Exercise details:
Write only the number of lines holding the string "County".

[Dataset excerpt]
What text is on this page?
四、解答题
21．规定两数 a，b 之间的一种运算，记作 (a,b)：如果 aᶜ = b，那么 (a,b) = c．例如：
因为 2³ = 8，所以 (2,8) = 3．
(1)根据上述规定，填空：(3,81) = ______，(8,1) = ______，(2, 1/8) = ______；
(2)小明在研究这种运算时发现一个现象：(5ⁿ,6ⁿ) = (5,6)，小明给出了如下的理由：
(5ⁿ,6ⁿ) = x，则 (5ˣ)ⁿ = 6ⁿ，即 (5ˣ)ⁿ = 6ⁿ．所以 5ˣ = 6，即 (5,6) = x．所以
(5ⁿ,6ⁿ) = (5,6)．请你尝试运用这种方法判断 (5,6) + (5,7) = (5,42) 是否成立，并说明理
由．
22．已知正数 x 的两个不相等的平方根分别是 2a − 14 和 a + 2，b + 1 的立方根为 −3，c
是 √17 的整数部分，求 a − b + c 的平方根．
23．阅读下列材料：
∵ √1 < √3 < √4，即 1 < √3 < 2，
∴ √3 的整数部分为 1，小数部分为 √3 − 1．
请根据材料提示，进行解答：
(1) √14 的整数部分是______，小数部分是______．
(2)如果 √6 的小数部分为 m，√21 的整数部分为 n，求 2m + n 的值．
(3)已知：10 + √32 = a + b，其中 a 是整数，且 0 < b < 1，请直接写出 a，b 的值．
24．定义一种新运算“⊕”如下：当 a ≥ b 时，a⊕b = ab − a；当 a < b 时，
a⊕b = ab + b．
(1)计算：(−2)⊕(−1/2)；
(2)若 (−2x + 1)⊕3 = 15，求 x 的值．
* * *
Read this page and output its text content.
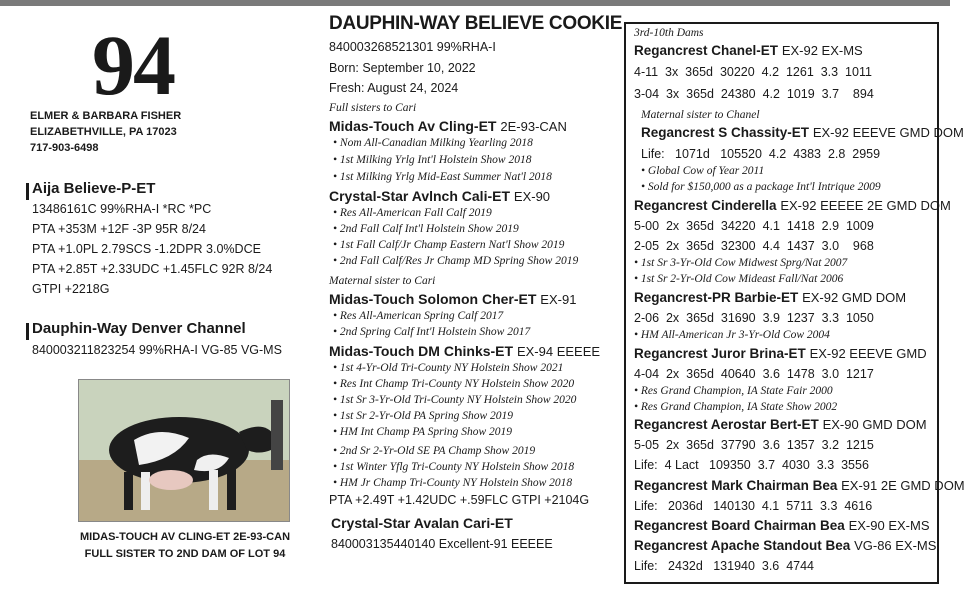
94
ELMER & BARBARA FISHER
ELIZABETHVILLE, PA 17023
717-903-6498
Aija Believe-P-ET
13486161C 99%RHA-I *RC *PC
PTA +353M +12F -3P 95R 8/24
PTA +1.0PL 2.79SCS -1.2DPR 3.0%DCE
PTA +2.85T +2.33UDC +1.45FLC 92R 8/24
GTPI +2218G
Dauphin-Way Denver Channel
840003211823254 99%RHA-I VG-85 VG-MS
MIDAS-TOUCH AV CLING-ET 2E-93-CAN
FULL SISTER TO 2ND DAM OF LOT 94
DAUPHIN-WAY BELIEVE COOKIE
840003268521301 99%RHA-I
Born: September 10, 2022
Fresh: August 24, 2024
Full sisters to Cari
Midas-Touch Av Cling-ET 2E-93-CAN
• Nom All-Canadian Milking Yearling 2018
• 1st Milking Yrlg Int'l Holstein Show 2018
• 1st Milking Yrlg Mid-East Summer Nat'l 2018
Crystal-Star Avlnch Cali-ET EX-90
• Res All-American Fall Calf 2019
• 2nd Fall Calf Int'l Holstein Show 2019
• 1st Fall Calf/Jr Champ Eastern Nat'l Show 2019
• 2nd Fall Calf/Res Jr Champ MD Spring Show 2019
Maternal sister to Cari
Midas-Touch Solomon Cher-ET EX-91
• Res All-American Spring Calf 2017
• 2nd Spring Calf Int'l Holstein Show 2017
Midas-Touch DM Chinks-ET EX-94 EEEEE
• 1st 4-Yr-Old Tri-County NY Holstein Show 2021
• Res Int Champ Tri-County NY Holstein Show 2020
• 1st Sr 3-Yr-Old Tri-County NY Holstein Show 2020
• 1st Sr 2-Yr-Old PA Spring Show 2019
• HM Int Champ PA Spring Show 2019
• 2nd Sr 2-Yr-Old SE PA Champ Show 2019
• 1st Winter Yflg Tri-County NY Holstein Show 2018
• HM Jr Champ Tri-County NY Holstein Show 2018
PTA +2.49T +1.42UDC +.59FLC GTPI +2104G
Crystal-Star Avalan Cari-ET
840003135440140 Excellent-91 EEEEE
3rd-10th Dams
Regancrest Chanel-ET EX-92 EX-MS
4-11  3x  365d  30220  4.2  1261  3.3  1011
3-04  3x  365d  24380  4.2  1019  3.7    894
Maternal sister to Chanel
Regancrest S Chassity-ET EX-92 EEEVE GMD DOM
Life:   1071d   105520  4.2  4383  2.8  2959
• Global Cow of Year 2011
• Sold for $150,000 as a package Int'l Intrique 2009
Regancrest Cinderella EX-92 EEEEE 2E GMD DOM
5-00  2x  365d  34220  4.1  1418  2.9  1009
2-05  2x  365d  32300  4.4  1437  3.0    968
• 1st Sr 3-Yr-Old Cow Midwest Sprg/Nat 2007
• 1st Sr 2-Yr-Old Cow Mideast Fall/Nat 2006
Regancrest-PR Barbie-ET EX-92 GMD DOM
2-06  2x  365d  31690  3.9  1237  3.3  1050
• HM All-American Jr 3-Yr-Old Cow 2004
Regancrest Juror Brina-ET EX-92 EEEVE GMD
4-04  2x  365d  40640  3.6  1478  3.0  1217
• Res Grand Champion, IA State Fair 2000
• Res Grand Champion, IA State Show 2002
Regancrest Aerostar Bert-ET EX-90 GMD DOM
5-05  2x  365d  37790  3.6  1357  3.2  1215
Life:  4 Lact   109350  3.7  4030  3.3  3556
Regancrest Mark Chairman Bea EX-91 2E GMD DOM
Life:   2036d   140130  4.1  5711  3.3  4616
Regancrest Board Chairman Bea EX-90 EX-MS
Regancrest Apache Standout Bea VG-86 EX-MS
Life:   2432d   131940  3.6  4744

Task solution:
5